*WRITTEN TASK:*
In the material below, find every line with "Accuracy" and pull it out.

## Begin DATA ENTRIES

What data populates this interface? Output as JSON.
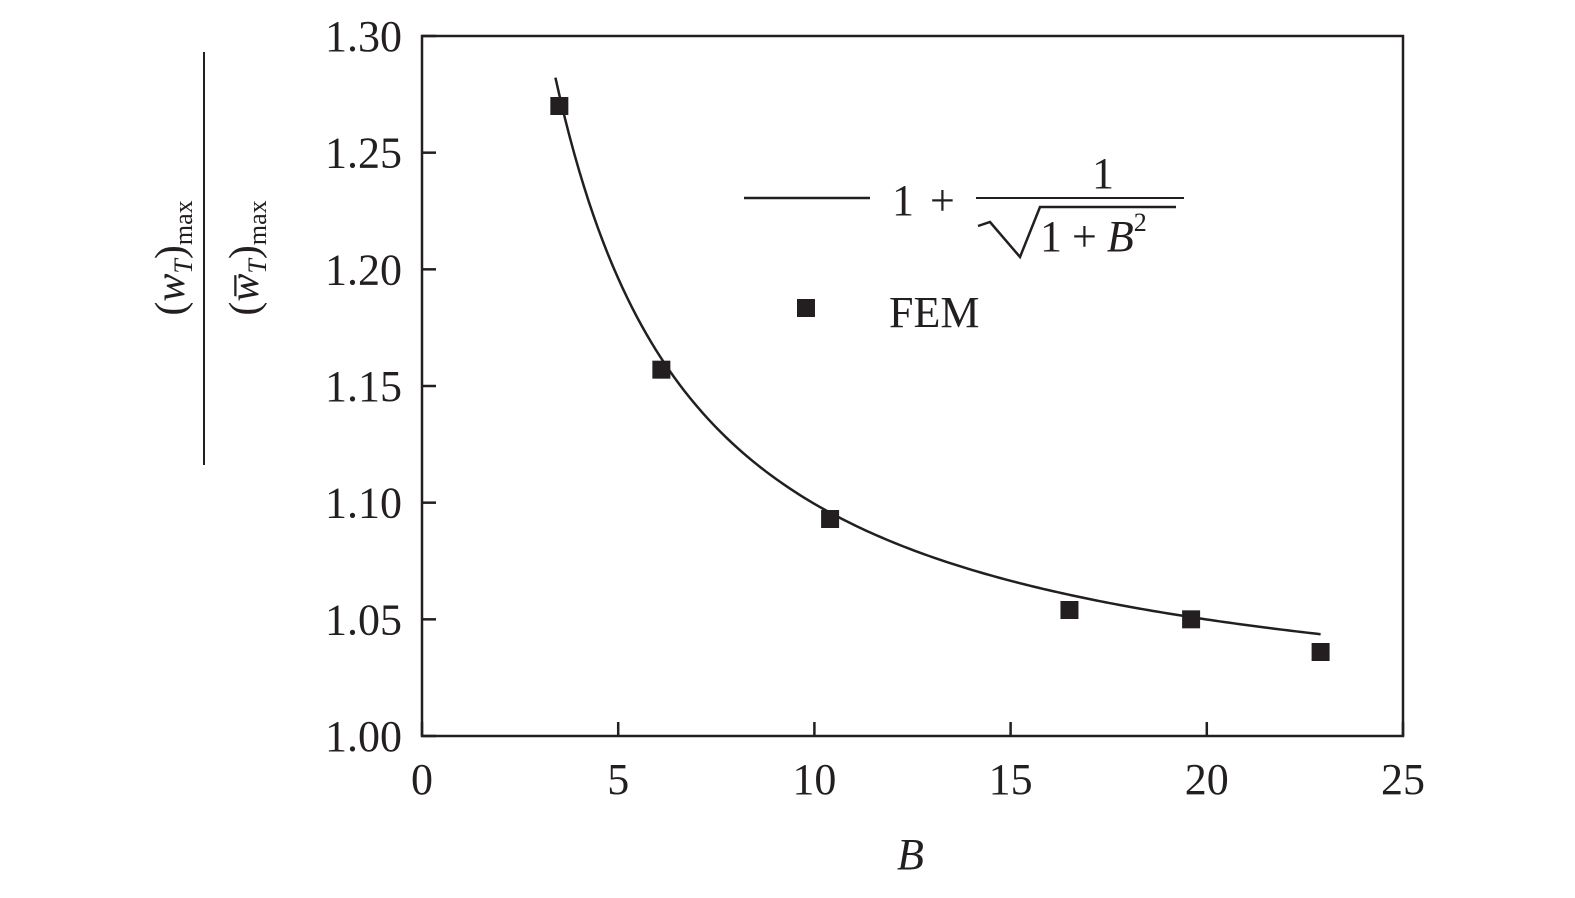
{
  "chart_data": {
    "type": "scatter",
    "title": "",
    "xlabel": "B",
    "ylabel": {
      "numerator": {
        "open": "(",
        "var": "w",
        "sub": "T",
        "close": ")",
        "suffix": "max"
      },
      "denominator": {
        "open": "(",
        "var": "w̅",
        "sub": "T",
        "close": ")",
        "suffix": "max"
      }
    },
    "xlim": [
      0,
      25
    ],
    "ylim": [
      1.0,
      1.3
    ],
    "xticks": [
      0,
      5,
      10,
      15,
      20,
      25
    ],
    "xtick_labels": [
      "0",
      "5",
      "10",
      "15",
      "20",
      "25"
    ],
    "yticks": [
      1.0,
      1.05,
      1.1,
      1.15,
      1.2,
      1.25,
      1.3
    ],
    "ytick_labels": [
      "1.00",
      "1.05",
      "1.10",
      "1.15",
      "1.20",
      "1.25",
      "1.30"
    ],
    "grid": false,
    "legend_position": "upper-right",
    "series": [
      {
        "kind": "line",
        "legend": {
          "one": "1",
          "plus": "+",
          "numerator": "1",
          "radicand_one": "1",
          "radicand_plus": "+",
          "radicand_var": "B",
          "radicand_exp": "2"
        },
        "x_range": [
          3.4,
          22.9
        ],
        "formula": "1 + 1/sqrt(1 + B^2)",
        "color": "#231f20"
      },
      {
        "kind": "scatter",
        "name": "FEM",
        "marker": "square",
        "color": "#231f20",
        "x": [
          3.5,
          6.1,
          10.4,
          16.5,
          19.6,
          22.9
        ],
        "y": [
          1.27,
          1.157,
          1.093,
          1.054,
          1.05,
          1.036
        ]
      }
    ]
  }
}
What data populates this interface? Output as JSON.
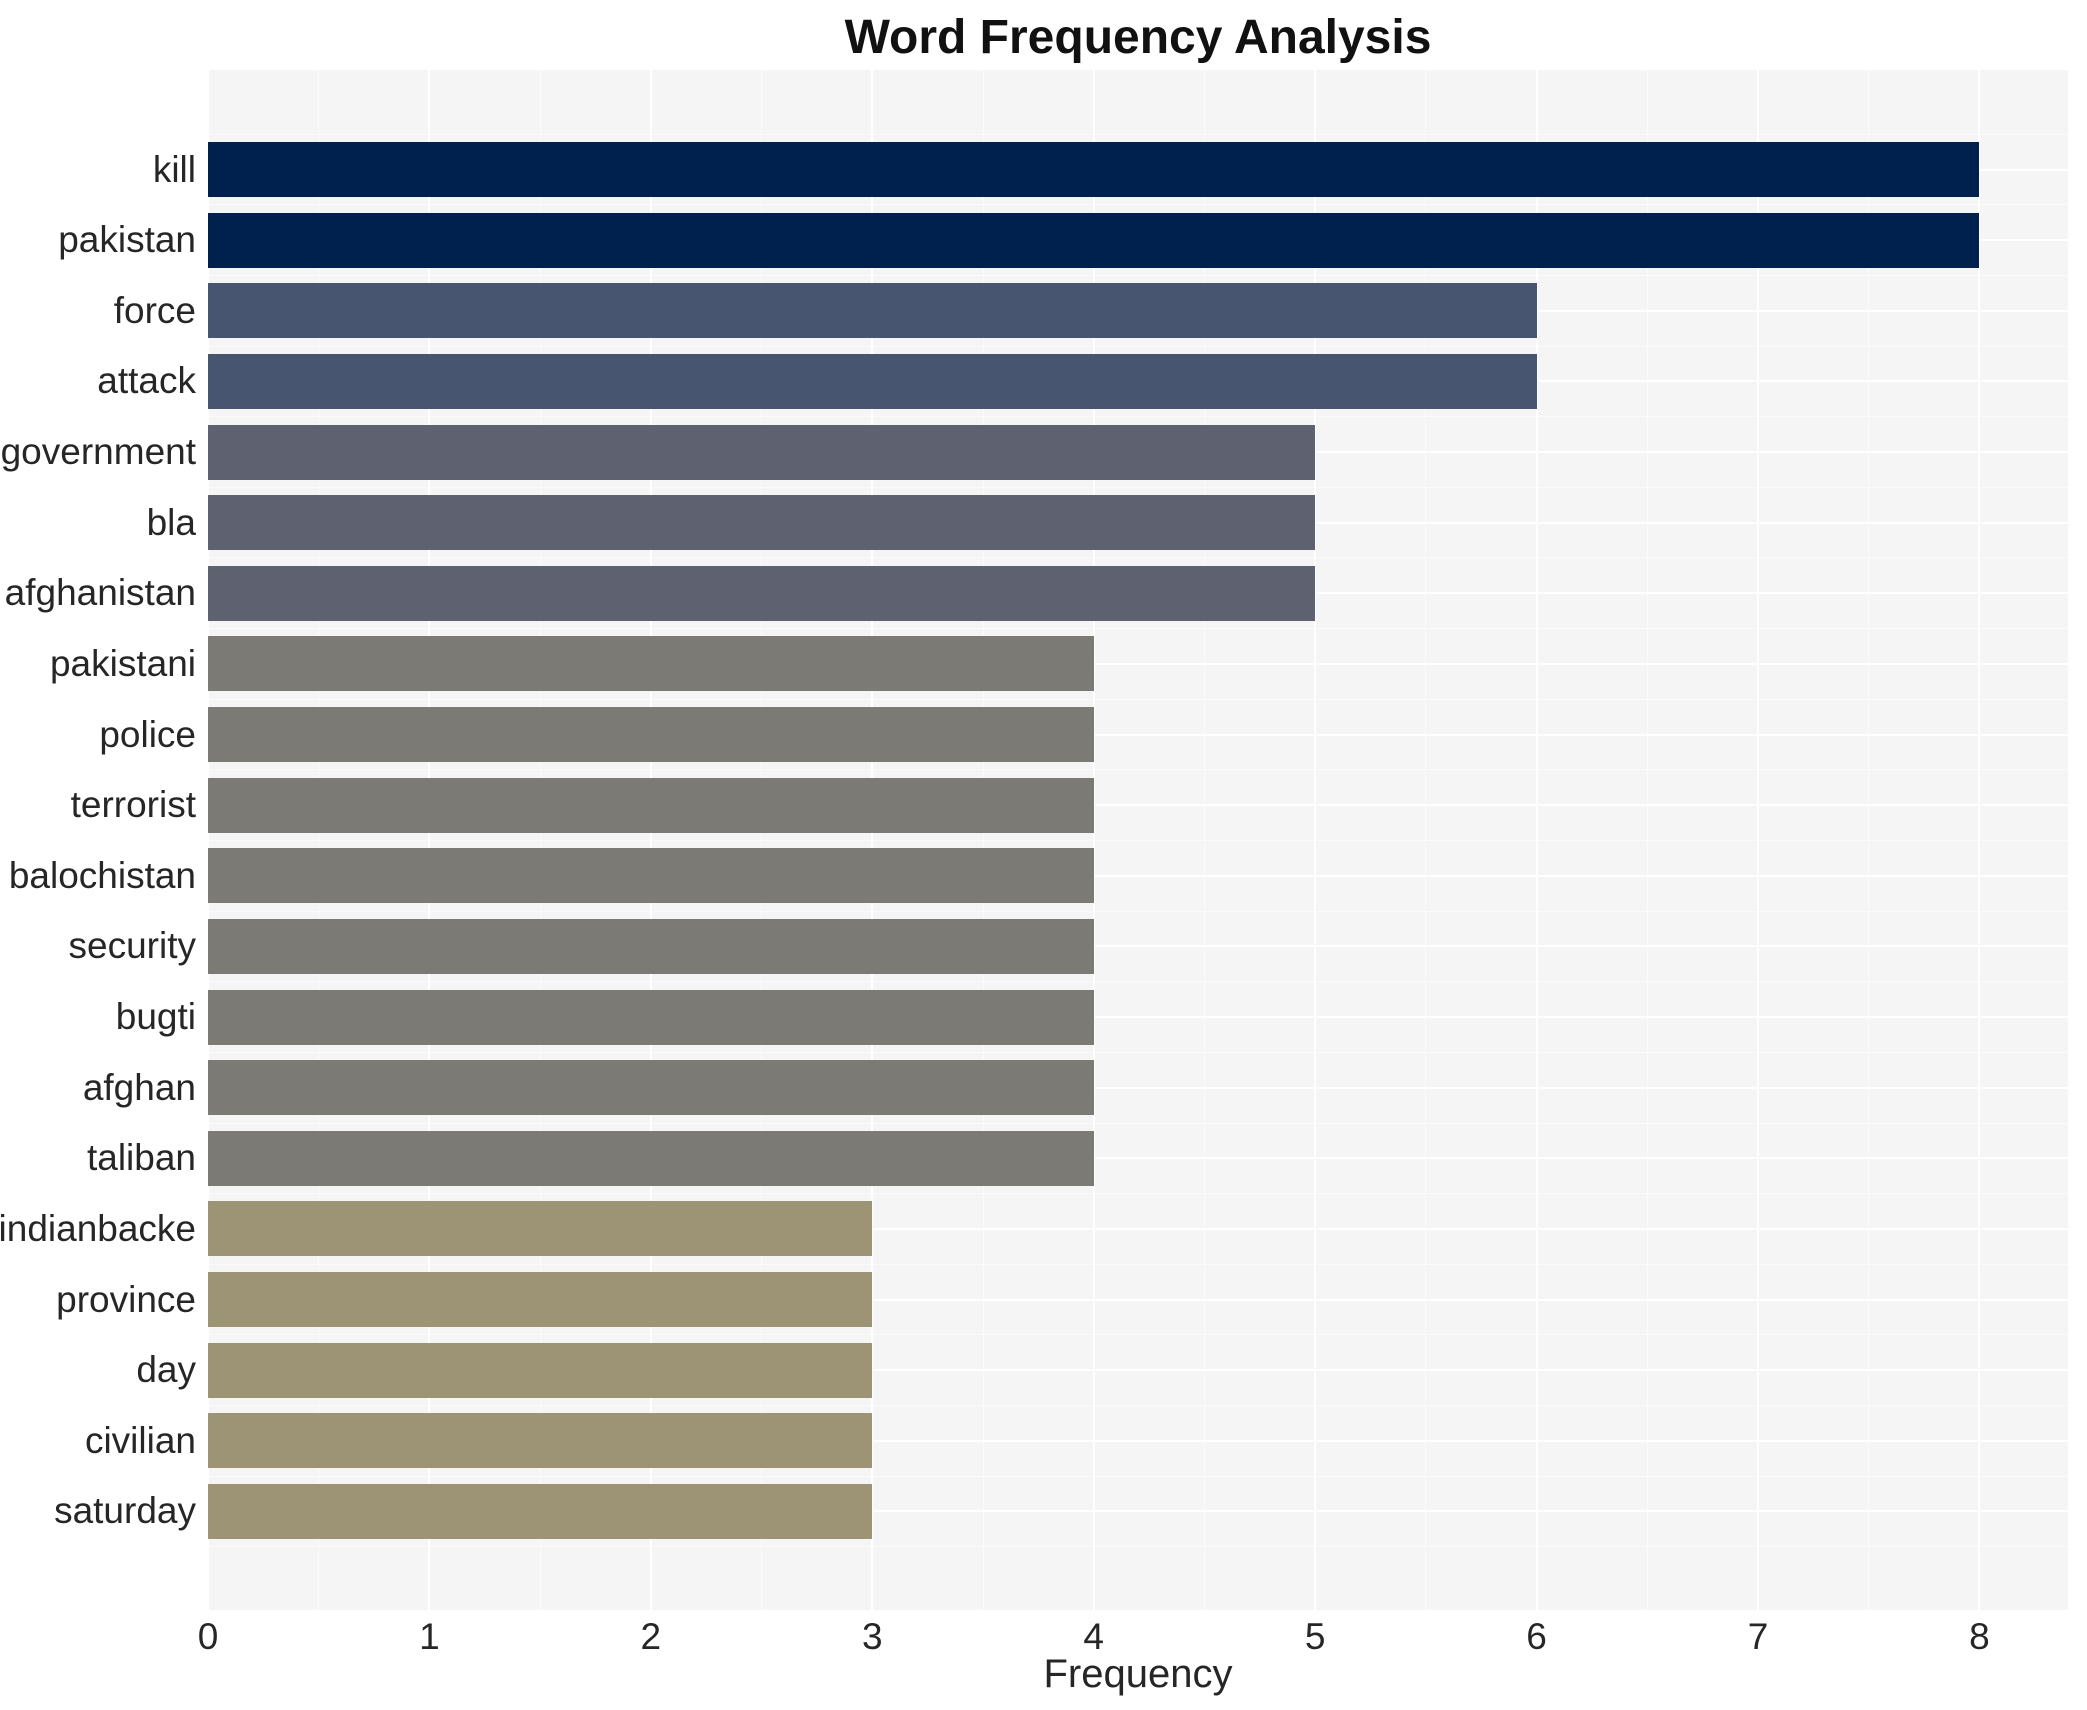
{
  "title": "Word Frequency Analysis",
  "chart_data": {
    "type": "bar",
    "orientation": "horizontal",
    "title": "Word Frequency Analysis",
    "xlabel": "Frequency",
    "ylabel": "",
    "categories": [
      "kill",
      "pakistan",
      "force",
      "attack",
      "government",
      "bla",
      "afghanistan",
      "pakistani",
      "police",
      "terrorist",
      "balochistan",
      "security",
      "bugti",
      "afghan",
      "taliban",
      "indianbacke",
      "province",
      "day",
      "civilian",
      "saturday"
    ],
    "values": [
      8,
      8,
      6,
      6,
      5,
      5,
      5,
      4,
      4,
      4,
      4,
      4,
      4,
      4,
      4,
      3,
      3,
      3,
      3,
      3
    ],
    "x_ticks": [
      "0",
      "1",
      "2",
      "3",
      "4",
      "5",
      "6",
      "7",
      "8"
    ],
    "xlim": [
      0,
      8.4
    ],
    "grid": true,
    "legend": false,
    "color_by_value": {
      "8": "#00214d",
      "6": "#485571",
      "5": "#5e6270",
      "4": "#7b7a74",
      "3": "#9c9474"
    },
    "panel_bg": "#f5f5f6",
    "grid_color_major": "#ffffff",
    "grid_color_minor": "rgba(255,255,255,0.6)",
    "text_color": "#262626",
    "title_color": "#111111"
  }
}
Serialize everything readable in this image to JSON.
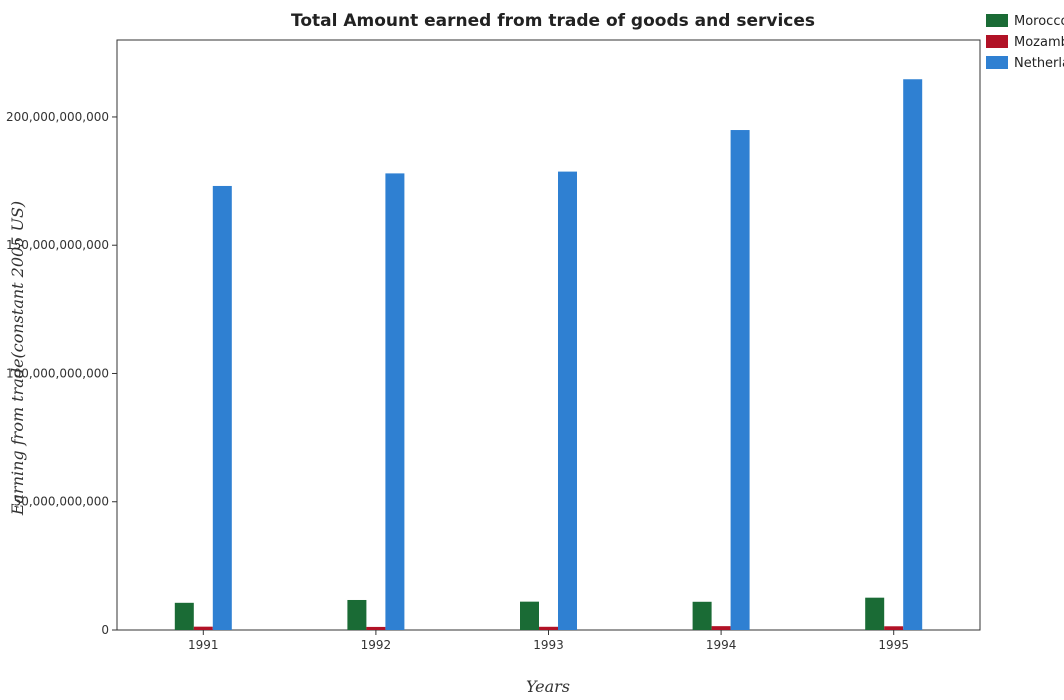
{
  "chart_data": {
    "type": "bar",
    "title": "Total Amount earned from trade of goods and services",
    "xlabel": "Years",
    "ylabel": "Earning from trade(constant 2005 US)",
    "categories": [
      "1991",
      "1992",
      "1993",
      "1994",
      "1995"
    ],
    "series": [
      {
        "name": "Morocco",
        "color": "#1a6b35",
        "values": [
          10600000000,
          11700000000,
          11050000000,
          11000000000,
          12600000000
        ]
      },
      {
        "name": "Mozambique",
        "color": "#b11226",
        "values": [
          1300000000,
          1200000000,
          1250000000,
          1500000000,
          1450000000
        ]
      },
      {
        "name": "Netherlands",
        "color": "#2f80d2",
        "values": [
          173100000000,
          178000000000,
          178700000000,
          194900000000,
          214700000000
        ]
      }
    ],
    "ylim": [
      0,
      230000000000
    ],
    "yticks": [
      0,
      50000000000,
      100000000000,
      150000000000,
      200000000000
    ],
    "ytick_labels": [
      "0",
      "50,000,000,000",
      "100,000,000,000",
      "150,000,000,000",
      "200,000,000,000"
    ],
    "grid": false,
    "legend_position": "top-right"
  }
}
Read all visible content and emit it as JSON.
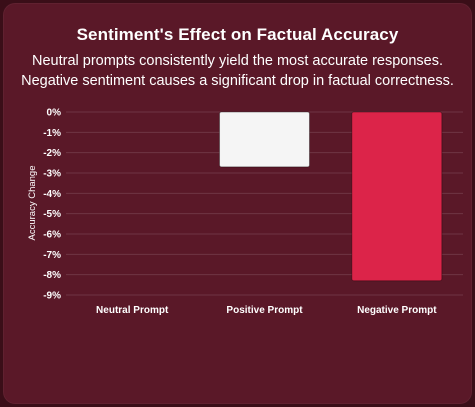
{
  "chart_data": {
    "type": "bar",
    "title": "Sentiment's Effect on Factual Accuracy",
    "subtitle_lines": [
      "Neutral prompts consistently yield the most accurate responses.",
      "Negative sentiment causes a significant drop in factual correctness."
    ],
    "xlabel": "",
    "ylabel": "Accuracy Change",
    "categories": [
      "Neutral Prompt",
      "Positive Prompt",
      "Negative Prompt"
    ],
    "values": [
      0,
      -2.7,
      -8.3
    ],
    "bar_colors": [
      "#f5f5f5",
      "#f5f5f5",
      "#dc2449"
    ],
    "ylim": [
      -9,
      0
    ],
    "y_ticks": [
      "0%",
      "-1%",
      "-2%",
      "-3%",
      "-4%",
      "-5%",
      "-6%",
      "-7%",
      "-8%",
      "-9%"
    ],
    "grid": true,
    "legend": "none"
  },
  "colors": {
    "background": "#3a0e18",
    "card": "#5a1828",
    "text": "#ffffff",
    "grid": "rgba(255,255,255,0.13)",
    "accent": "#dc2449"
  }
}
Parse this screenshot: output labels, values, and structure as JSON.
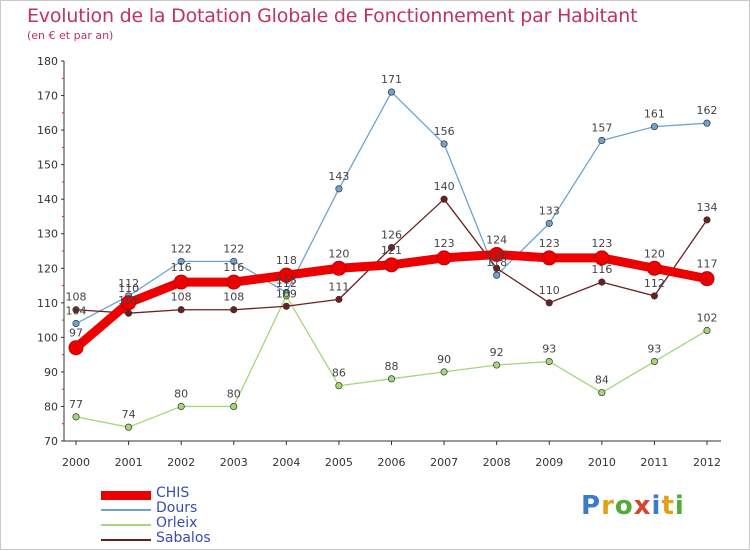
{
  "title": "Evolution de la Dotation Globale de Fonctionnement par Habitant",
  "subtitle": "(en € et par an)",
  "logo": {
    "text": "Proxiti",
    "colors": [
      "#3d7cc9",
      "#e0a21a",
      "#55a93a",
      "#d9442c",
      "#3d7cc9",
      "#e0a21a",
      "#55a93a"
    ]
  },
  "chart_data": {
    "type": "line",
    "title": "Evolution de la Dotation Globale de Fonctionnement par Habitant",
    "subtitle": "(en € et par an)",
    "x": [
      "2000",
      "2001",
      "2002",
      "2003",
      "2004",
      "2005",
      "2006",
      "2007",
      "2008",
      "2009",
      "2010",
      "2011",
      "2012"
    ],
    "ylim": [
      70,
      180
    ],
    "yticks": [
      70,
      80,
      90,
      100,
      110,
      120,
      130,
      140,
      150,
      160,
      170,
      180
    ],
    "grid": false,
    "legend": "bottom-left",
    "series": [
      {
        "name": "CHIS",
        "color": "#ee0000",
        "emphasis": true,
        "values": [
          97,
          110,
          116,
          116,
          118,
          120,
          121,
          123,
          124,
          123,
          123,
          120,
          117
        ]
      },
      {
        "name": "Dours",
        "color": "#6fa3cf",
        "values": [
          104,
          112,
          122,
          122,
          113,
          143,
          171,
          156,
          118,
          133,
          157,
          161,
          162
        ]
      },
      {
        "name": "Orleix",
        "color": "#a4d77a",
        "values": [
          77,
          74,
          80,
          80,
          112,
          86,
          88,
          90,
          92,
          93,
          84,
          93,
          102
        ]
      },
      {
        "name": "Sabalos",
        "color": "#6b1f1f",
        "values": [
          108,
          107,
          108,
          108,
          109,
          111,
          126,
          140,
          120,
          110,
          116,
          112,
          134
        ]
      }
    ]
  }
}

## End DATA ENTRIES

*RESULT OF THE TASK:*
    "title": "Sentiment's Effect on Factual Accuracy",
    "ylabel": "Accuracy Change",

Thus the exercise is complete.